"""

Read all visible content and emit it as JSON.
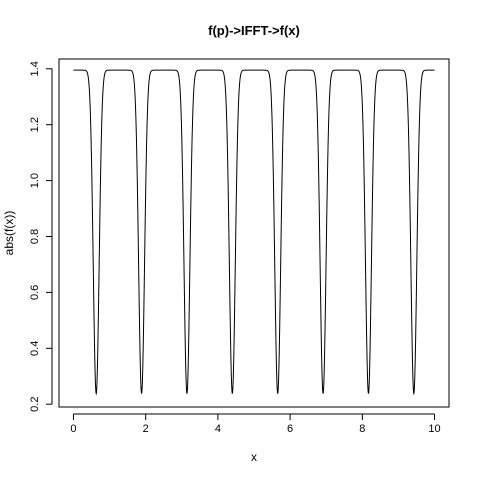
{
  "chart_data": {
    "type": "line",
    "title": "f(p)->IFFT->f(x)",
    "xlabel": "x",
    "ylabel": "abs(f(x))",
    "xlim": [
      -0.4,
      10.4
    ],
    "ylim": [
      0.19,
      1.435
    ],
    "xticks": [
      0,
      2,
      4,
      6,
      8,
      10
    ],
    "yticks": [
      0.2,
      0.4,
      0.6,
      0.8,
      1.0,
      1.2,
      1.4
    ],
    "xtick_labels": [
      "0",
      "2",
      "4",
      "6",
      "8",
      "10"
    ],
    "ytick_labels": [
      "0.2",
      "0.4",
      "0.6",
      "0.8",
      "1.0",
      "1.2",
      "1.4"
    ],
    "grid": false,
    "legend": "none",
    "line_color": "#000000",
    "series": [
      {
        "x_start": 0,
        "x_end": 10,
        "period": 1.2566,
        "max_value": 1.395,
        "min_value": 0.238,
        "first_min_x": 0.63
      }
    ]
  }
}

"""

*Problem to work on*
Restate the full listing verbatim and drop every picture.

*Exercise response*
Read all visible content and emit it as JSON.
{
  "chart_data": {
    "type": "line",
    "title": "f(p)->IFFT->f(x)",
    "xlabel": "x",
    "ylabel": "abs(f(x))",
    "xlim": [
      -0.4,
      10.4
    ],
    "ylim": [
      0.19,
      1.435
    ],
    "xticks": [
      0,
      2,
      4,
      6,
      8,
      10
    ],
    "yticks": [
      0.2,
      0.4,
      0.6,
      0.8,
      1.0,
      1.2,
      1.4
    ],
    "xtick_labels": [
      "0",
      "2",
      "4",
      "6",
      "8",
      "10"
    ],
    "ytick_labels": [
      "0.2",
      "0.4",
      "0.6",
      "0.8",
      "1.0",
      "1.2",
      "1.4"
    ],
    "grid": false,
    "legend": "none",
    "line_color": "#000000",
    "series": [
      {
        "x_start": 0,
        "x_end": 10,
        "period": 1.2566,
        "max_value": 1.395,
        "min_value": 0.238,
        "first_min_x": 0.63
      }
    ]
  }
}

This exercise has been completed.